Dataset excerpt
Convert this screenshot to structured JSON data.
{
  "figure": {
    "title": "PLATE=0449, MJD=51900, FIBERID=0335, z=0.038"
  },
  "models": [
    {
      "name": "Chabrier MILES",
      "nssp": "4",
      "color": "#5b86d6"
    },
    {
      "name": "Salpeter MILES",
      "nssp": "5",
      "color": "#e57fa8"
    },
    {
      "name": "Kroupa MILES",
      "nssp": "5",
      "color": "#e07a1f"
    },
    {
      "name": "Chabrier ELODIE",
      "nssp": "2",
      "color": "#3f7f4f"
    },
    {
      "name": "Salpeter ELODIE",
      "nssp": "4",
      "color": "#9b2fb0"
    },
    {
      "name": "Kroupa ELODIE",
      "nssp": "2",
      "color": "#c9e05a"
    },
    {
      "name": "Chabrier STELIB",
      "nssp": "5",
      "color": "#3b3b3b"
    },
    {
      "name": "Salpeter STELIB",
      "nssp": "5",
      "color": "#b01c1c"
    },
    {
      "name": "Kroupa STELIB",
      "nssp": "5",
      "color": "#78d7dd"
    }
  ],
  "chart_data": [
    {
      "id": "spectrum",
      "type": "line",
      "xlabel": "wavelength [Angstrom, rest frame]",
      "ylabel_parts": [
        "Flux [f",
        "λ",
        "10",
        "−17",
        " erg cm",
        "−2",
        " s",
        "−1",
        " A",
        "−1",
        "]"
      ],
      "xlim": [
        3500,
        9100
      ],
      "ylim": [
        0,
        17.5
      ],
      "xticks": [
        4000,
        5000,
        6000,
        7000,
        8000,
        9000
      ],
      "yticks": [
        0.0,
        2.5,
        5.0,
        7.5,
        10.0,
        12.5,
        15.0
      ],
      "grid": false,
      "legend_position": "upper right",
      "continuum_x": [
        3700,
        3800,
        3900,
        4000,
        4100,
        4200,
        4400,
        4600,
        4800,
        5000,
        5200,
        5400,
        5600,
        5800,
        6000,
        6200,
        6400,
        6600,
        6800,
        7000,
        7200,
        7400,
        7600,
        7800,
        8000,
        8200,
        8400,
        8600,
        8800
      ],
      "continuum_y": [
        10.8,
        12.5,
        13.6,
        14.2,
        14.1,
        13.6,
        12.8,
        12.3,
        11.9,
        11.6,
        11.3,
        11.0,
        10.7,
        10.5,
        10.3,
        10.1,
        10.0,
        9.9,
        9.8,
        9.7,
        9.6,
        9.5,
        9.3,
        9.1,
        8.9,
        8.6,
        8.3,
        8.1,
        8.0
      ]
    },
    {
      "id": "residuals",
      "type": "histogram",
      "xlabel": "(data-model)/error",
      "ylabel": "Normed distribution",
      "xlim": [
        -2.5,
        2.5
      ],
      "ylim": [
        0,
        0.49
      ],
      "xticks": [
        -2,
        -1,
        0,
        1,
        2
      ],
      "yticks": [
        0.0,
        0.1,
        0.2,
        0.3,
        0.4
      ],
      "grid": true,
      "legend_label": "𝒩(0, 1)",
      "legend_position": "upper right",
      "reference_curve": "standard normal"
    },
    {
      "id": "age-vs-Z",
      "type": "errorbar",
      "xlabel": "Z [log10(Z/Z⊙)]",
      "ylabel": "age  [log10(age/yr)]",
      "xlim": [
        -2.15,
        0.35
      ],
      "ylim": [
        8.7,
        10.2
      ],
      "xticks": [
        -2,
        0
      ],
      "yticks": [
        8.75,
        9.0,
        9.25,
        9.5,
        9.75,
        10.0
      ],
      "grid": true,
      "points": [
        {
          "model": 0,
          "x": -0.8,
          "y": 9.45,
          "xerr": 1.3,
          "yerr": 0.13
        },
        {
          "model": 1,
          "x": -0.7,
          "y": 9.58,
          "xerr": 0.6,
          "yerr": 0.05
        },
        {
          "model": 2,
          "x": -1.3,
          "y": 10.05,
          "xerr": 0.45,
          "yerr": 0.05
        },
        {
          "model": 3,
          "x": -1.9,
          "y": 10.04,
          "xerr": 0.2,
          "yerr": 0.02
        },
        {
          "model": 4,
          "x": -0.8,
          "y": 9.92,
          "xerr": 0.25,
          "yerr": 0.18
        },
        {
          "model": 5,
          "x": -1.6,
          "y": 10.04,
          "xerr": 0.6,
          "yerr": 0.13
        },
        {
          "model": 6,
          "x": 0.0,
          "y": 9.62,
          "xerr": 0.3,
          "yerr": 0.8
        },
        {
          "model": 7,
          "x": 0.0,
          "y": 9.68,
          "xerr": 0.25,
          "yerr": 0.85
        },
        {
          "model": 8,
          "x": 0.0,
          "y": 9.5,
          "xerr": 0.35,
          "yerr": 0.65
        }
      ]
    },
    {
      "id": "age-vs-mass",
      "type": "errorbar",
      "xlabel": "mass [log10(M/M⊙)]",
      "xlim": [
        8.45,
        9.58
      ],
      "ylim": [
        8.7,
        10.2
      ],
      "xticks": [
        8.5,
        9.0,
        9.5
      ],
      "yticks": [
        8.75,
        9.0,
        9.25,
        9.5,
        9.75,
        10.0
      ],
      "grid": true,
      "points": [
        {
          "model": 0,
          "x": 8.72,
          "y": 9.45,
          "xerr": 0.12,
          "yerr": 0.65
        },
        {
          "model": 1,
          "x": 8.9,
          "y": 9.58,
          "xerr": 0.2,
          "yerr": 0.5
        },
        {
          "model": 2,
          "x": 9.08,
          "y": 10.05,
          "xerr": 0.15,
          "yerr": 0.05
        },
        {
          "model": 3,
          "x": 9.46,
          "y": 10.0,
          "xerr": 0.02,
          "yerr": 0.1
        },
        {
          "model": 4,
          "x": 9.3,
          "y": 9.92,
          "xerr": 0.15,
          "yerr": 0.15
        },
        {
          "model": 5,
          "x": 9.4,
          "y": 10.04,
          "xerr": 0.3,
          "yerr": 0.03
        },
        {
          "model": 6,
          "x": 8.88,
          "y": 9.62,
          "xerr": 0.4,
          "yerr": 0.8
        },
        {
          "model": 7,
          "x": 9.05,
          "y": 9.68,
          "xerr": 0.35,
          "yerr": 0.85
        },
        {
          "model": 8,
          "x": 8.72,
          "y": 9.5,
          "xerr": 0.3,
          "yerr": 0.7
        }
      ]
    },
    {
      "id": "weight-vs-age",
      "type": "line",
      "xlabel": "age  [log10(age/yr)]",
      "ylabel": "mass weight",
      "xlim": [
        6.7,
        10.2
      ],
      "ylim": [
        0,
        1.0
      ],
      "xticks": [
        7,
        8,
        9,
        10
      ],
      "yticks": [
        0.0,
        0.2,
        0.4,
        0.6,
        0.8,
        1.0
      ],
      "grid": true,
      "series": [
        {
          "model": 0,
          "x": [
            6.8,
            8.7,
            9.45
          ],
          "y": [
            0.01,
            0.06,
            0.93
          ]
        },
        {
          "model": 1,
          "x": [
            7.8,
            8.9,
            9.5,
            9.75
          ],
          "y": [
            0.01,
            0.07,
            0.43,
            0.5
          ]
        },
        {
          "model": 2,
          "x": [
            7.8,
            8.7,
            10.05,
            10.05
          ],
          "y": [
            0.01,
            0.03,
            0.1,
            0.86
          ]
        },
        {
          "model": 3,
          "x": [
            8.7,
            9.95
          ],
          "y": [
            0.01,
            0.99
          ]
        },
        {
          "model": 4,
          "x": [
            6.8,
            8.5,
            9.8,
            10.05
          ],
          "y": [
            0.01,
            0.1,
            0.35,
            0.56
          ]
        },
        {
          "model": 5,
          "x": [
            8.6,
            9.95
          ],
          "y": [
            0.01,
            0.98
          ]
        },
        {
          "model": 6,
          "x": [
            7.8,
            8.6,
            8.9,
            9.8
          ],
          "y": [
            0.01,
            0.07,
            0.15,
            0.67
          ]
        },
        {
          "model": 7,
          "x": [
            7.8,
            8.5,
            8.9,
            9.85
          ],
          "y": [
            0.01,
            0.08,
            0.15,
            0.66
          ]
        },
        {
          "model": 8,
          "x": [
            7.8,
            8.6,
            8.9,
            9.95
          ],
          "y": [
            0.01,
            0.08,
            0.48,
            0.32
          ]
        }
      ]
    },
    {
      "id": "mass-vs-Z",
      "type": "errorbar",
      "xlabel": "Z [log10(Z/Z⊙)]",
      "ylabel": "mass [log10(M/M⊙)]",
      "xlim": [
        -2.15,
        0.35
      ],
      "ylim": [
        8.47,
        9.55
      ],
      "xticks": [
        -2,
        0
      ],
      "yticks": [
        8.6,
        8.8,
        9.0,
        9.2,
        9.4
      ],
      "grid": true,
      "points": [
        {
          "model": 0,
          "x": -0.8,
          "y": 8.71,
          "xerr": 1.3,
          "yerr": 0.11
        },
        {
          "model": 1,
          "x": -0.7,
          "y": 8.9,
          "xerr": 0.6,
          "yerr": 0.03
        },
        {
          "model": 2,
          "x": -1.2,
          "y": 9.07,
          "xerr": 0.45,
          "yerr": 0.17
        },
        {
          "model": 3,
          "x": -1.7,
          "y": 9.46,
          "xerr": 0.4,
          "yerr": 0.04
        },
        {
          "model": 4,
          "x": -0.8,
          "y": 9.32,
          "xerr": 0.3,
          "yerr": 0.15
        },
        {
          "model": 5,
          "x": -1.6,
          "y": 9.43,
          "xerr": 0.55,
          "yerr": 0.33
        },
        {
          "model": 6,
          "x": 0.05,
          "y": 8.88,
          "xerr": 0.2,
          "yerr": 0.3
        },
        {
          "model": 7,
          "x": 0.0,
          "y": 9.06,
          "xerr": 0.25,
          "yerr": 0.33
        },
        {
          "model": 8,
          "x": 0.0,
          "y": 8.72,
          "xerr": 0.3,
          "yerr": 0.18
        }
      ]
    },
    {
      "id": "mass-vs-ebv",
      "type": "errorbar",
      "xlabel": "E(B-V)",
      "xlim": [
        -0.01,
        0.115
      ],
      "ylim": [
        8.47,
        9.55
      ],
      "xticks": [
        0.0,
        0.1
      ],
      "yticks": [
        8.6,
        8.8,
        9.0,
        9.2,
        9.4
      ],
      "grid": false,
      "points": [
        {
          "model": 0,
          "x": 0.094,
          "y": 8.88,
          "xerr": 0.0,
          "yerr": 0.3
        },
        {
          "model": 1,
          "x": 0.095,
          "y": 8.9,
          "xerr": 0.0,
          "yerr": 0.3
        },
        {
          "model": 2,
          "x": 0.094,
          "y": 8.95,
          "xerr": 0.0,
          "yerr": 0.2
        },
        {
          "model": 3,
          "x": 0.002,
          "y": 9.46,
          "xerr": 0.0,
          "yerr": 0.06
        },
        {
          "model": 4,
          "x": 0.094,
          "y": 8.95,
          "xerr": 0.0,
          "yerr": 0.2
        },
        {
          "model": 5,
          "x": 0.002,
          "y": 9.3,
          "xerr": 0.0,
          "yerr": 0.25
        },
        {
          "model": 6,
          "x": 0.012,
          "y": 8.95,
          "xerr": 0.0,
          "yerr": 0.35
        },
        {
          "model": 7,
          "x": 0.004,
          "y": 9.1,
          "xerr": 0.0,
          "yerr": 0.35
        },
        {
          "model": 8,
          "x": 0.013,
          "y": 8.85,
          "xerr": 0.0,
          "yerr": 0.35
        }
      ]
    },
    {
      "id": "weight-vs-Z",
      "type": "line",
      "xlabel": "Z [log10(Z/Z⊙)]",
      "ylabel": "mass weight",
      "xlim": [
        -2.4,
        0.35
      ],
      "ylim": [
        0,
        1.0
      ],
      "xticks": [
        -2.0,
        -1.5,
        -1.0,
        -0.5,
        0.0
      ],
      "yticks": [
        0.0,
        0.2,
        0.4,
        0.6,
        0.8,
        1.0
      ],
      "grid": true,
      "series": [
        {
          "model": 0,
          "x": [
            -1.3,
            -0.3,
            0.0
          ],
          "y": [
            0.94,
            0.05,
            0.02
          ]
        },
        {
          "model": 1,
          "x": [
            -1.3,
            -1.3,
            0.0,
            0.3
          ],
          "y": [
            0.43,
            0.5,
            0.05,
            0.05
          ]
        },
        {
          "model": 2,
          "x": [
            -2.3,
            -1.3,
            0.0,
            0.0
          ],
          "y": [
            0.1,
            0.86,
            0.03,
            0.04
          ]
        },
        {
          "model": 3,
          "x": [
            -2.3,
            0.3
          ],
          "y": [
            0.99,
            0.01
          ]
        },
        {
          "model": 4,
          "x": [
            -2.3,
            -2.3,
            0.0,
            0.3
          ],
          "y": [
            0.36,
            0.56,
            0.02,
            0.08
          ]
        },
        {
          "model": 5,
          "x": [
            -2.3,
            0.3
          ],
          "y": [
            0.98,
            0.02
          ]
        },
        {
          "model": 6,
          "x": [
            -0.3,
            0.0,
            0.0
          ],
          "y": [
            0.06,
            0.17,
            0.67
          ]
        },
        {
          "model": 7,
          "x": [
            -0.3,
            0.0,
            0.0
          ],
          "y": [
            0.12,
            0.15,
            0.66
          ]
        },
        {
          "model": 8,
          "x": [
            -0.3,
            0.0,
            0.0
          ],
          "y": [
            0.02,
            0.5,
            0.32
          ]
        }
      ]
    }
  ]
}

**Aim**
Above are the records; copy every line in them that holds the word "MILES".

**Task output**
      "name": "Chabrier MILES",
      "name": "Salpeter MILES",
      "name": "Kroupa MILES",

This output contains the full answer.